======== Quoted text ========

A larger budget provides more flexibility, and you can make a few more adjustments to the layout. You may want to allow for a freestanding soaker tub by reducing the size of the shower stall. You may want to reconfigure the space to accommodate a double vanity and additional storage. Maybe you’ll put in a slightly smaller bathtub to make way for a slightly larger shower. You could slide a sink down and move the plumbing slightly to add a tall linen cabinet. Toilet placement has one of the largest impacts on costs, as the toilet waste pipe is larger and more challenging to relocate than water lines.
With this budget, you will also be able to buy semi-custom cabinetry with different finish options and decorative details. You will likely be able to splurge on one or two items at this budget as well.
Best Option ($50,000-$100,000+)
Higher-end budgets provide a blank canvas. You can install thermostatic shower valves that enable you to preset water temperature and achieve that temperature in a matter of seconds. You can install a linear drain that not only eliminates the need for a threshold but can also eliminate the need for a shower enclosure. It’s a great option if you plan to age in place in your existing home. You may opt for a steam unit that includes music, color, and aromatherapies. You could select a sculptural freestanding tub or a system bath, or you may enjoy multiple showerheads and body sprays.

======== Listing ========

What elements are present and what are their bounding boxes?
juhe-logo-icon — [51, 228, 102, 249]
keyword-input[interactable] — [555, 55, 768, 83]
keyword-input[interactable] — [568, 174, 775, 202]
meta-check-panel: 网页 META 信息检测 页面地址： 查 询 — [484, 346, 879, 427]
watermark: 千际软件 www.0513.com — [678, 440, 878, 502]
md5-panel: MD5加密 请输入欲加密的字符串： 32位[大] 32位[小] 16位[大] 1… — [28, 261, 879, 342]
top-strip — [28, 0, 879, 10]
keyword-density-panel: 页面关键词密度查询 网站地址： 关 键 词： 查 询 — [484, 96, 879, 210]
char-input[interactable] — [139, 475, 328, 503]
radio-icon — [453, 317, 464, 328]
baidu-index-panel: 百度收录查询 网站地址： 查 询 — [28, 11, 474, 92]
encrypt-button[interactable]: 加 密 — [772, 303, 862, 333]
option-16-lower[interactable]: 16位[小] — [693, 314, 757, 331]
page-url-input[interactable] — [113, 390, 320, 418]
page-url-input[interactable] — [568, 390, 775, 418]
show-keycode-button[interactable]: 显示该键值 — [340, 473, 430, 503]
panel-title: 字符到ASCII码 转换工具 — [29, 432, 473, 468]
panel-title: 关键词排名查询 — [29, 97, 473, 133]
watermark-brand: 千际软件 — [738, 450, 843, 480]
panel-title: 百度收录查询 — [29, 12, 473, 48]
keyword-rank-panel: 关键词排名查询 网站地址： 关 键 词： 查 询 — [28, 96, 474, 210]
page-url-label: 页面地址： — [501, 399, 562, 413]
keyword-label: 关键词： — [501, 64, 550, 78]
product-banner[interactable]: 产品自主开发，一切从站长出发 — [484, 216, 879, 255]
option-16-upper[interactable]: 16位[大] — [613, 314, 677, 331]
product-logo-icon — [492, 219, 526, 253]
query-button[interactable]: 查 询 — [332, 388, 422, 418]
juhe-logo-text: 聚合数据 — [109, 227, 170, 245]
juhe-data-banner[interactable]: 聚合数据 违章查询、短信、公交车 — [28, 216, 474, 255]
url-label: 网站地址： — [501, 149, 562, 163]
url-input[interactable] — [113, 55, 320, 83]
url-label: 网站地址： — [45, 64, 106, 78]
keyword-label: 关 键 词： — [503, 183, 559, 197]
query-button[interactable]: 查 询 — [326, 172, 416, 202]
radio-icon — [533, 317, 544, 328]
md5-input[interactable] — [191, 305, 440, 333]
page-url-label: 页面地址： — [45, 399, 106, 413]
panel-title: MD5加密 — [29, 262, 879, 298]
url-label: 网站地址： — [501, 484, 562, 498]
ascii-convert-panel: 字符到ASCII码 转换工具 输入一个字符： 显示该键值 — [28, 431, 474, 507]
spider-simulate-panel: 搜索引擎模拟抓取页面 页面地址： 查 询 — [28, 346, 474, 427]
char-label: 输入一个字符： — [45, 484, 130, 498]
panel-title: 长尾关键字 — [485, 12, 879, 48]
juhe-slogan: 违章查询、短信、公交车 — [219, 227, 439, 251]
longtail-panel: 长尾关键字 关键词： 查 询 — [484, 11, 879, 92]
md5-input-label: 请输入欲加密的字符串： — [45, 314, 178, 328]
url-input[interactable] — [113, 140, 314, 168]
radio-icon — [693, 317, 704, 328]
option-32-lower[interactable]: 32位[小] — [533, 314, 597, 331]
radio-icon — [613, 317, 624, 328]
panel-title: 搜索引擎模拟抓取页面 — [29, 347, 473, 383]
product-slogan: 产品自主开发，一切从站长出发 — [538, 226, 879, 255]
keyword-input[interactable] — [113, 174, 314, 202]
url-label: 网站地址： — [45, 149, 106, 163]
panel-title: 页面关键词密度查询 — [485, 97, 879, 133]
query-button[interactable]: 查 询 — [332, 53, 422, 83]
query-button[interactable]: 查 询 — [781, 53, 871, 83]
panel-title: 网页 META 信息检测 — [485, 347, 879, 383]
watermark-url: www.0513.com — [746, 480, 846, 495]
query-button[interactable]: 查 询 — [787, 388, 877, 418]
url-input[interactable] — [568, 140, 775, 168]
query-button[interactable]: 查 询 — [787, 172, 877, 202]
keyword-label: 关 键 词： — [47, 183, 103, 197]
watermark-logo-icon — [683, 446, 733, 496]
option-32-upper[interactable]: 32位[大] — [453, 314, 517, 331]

========

Instructions:
1. According to the bathroom remodeling text, why does toilet placement have one of the largest impacts on costs?
2. Pick up the bathroom remodeling text after its last sentence and write what comes next.
The items have nothing to do with the bathroom remodeling text.

Task-by-task results:
1. The toilet waste pipe is larger and more challenging to relocate than water lines.

2.
You can tile the entire bath or opt for stone floor and wall coverings. Countertop options at this budget include marble and engineered stone. Cabinets will likely be made from solid wood with custom finishes. Don’t overlook heated floors and multiple finish options for fixtures.
A higher-end bathroom will increase the value of your home, but, more importantly, it will create tremendous value because you will derive great joy and satisfaction every time you use your new bath.